■ What to produce
Every line below that holds the string "административных" should be copied out.
(begin)
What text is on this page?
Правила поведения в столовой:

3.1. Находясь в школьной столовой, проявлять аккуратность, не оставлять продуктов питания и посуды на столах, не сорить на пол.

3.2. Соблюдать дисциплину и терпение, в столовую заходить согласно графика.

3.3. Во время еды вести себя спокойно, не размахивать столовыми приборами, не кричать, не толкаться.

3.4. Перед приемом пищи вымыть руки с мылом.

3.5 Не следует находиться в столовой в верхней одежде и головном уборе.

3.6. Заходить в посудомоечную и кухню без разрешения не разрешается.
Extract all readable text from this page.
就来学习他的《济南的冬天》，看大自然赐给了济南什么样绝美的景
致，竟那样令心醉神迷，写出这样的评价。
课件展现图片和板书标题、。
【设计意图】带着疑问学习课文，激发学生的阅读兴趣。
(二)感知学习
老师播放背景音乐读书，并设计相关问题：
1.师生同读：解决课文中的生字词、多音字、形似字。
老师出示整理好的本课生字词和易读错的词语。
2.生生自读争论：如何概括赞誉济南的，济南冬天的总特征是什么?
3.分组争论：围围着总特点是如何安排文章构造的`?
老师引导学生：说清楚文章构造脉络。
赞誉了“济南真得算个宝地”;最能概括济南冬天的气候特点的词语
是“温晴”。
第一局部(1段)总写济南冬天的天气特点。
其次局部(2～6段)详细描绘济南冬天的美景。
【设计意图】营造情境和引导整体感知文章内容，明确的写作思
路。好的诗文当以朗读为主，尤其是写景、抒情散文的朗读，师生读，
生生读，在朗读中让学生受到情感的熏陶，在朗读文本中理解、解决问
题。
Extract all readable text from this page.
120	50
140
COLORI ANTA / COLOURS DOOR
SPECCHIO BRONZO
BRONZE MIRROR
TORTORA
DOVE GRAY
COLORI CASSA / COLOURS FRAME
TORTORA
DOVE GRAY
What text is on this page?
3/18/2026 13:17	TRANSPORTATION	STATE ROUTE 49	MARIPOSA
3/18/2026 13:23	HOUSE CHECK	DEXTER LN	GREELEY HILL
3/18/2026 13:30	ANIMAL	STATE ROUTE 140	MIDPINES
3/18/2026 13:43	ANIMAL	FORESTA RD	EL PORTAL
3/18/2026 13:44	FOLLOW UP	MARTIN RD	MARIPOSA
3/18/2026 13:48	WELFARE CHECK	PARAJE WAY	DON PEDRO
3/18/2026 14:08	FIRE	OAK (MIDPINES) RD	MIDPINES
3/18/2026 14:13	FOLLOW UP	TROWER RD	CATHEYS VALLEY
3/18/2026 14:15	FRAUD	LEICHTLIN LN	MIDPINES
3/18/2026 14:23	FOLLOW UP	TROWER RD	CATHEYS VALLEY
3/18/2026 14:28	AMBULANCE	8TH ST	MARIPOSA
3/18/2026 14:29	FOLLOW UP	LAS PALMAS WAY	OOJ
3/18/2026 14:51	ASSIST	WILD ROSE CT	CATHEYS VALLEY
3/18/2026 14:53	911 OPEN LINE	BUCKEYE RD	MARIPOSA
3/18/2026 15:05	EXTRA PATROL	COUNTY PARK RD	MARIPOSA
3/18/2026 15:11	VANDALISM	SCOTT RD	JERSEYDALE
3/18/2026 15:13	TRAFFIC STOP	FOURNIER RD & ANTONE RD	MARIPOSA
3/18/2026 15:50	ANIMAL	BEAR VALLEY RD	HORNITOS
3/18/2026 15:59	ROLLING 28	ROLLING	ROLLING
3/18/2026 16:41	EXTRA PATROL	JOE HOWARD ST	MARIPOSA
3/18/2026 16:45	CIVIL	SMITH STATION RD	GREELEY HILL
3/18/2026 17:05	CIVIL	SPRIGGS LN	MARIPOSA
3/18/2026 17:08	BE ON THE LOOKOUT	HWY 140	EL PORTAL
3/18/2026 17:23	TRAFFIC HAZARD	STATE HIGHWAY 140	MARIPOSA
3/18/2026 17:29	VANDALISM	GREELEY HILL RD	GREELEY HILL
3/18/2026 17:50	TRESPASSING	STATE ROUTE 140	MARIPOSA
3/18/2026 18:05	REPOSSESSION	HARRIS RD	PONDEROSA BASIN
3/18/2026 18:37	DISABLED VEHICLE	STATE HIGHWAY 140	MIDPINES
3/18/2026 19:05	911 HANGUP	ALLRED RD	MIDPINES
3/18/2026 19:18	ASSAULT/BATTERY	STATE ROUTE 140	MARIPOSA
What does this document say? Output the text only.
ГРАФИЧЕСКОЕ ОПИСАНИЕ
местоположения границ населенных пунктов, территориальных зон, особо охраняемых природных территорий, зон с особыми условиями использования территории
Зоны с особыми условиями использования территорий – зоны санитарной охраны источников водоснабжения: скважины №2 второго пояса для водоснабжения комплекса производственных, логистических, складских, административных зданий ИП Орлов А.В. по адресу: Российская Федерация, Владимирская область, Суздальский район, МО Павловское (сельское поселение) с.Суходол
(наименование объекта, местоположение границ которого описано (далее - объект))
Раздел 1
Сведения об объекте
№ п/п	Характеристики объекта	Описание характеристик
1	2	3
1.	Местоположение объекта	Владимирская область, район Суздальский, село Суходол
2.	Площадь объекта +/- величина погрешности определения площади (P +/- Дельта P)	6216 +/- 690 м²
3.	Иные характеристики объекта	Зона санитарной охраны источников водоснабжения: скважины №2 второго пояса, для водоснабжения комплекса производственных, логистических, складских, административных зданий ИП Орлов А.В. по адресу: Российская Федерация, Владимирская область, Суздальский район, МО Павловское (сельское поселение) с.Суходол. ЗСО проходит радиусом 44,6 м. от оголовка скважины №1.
(end)
■ Correct response
Зоны с особыми условиями использования территорий – зоны санитарной охраны источников водоснабжения: скважины №2 второго пояса для водоснабжения комплекса производственных, логистических, складских, административных зданий ИП Орлов А.В. по адресу: Российская Федерация, Владимирская область, Суздальский район, МО Павловское (сельское поселение) с.Суходол
3.	Иные характеристики объекта	Зона санитарной охраны источников водоснабжения: скважины №2 второго пояса, для водоснабжения комплекса производственных, логистических, складских, административных зданий ИП Орлов А.В. по адресу: Российская Федерация, Владимирская область, Суздальский район, МО Павловское (сельское поселение) с.Суходол. ЗСО проходит радиусом 44,6 м. от оголовка скважины №1.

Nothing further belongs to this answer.